> _Texto del documento_:
◆ ◆ ◆
El presidente de la Sociedad Española de Investigación sobre Cannabinoides (SEIC) y neurocientífico, Manuel Guzmán, ha abogado por un cambio legal que facilite las investigaciones centradas en el uso terapéutico de los derivados del cannabis para enfermedades como el cáncer, el SIDA o el dolor.

Guzmán, que ha participado esta semana en Granada en el XVI Congreso Bienal de la Sociedad Española de Neurociencia (SENC), ha detallado que el uso terapéutico de cannabinoides cuenta con un reconocimiento médico para numerosas dolencias, aunque muchas investigaciones se ralentizan por el marco legal.

El uso del cannabis terapéutico se ha centrado hasta el momento en transtornos motores como la esclerosis múltiple, para combatir las náuseas o la pérdida de peso asociadas a la quimioterapia contra el cáncer o el SIDA y una tercera vía por su efecto antiepiléptico, aunque hay otras investigaciones para tratar incluso dolencias pediátricas.
◆ ◆ ◆
> _Qué harás_:
Continúa el texto sobre la investigación con cannabis terapéutico a partir de su última oración.

> _Material extraído_:
◆ ◆ ◆
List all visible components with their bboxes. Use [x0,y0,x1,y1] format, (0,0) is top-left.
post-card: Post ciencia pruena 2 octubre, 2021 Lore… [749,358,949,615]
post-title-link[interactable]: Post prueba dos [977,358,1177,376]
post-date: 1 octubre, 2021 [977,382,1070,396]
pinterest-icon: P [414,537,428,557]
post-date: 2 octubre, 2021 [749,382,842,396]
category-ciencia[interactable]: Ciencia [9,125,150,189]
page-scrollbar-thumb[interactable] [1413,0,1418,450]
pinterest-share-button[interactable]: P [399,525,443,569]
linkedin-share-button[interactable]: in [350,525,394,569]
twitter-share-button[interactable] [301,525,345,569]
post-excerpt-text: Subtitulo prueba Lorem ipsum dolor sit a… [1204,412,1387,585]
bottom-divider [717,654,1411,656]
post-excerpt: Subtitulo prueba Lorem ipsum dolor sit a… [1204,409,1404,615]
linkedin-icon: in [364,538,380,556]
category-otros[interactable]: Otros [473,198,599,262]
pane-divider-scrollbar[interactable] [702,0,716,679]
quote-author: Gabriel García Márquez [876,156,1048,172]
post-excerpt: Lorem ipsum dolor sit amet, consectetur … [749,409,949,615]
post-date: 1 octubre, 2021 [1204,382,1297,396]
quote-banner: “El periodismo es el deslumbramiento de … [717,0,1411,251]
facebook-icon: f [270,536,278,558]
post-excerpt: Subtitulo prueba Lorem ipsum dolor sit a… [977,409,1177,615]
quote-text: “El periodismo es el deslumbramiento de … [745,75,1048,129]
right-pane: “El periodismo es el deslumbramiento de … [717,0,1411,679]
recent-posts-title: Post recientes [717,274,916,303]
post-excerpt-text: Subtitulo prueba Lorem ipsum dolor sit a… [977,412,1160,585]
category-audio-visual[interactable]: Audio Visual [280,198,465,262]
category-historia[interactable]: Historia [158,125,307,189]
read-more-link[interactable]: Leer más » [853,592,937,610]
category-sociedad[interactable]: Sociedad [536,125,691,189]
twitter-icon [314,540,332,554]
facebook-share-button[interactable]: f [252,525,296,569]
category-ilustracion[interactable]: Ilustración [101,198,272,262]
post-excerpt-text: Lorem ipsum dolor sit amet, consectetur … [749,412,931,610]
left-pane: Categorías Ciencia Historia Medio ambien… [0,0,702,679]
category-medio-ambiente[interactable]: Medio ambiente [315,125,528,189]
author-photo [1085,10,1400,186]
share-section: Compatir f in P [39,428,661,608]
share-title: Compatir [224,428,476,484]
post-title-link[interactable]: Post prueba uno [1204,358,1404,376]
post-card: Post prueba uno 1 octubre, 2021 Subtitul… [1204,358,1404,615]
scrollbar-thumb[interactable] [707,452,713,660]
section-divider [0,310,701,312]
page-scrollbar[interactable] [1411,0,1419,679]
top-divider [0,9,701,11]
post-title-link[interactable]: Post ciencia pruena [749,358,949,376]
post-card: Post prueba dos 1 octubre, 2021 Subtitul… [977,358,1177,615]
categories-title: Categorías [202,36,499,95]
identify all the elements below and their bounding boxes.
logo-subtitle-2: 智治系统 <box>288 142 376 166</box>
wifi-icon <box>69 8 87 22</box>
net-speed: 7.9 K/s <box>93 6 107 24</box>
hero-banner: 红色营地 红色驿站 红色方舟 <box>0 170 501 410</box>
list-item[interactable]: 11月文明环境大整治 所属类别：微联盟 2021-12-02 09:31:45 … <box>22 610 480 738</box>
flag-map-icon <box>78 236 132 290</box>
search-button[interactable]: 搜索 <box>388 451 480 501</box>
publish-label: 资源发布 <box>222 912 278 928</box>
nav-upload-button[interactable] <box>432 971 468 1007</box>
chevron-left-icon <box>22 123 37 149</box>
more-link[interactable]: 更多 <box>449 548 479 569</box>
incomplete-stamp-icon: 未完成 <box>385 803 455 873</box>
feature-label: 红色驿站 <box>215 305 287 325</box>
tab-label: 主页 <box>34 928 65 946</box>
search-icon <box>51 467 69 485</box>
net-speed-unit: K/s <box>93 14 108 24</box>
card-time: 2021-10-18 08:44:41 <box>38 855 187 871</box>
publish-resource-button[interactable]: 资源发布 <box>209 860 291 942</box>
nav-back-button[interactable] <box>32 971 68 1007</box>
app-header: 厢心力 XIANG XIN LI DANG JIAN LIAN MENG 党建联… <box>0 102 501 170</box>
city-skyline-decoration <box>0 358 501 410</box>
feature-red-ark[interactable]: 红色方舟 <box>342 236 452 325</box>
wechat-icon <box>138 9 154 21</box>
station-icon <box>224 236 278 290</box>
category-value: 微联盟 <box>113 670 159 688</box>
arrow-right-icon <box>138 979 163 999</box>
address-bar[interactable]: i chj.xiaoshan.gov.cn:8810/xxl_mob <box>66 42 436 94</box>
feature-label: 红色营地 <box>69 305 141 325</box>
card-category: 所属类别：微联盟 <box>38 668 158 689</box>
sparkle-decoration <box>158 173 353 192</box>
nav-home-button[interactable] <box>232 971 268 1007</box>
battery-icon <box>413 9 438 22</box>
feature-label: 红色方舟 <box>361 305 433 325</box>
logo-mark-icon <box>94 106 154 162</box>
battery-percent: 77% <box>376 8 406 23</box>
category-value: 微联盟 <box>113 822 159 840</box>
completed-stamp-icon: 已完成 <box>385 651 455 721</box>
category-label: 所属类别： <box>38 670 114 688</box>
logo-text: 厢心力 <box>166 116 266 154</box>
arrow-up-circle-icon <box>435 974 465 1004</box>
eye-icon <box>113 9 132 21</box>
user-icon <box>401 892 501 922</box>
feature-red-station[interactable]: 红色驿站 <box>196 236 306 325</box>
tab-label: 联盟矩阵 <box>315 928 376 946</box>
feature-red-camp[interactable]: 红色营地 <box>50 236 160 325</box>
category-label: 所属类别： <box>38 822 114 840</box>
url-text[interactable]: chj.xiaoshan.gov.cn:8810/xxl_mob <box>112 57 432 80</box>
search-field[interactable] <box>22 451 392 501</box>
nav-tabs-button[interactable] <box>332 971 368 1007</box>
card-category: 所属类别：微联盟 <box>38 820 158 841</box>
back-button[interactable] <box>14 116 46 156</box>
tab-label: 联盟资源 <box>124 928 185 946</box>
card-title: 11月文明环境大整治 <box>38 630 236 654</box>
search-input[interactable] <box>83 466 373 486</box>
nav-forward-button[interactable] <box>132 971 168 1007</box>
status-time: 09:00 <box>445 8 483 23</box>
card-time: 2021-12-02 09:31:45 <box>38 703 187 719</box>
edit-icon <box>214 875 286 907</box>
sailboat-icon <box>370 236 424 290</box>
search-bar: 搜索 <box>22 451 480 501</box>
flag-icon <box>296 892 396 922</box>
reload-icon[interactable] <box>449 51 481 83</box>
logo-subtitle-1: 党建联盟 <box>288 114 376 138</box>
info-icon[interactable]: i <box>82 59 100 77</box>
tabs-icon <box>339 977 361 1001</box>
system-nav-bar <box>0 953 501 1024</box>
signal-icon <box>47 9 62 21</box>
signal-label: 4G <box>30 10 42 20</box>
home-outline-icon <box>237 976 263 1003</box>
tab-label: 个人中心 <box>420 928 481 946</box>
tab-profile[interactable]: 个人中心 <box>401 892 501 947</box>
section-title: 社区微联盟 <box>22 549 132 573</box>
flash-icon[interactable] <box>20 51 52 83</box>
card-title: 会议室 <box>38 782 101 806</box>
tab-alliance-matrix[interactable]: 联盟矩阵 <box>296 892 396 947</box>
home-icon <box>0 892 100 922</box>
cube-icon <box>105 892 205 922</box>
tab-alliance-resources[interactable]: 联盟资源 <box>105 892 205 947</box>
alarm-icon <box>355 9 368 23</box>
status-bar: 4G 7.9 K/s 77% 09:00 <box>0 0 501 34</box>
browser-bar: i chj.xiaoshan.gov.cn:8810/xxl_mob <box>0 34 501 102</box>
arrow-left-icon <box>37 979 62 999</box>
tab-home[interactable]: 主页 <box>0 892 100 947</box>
◆ ◆ ◆
> _Espacio de respuesta_:
«Pero el estigma social de droga y el marco legal causan muchas dificultades en el avance de las investigaciones. Al ser considerado el cannabis una sustancia prohibida, hasta su uso científico conlleva mucho papeleo burocrático«, ha expuesto Guzmán.

El presidente de la SEIC ha explicado que aunque se avanza en el reconocimiento médico de los beneficios del cannabis, «la sociedad va por delante de los mandatarios e incluso del sector médico«.

«No hay que tener más miedo que cuando hablamos de una lechuga, porque es un producto natural que se utiliza en un marco terapéutico«, ha considerado este experto, que ha reconocido que resulta más complicado convencer de su buen uso incluso a la comunidad médica.

Guzmán ha subrayado que a pesar de las trabas, las investigaciones médicas avanzan en España con algunas líneas punteras a nivel internacional y ha confiado en alcanzar el desarrollo de programas con cannabinoides como los que desarrollan en Canadá, Israel o algunos países europeos.

«Se están haciendo estudios muy serios con el impulso de asociaciones de pacientes, que hacen una gran labor de defensa de su uso terapéutico, aunque hace falta un marco legal más benigno», ha destacado este experto.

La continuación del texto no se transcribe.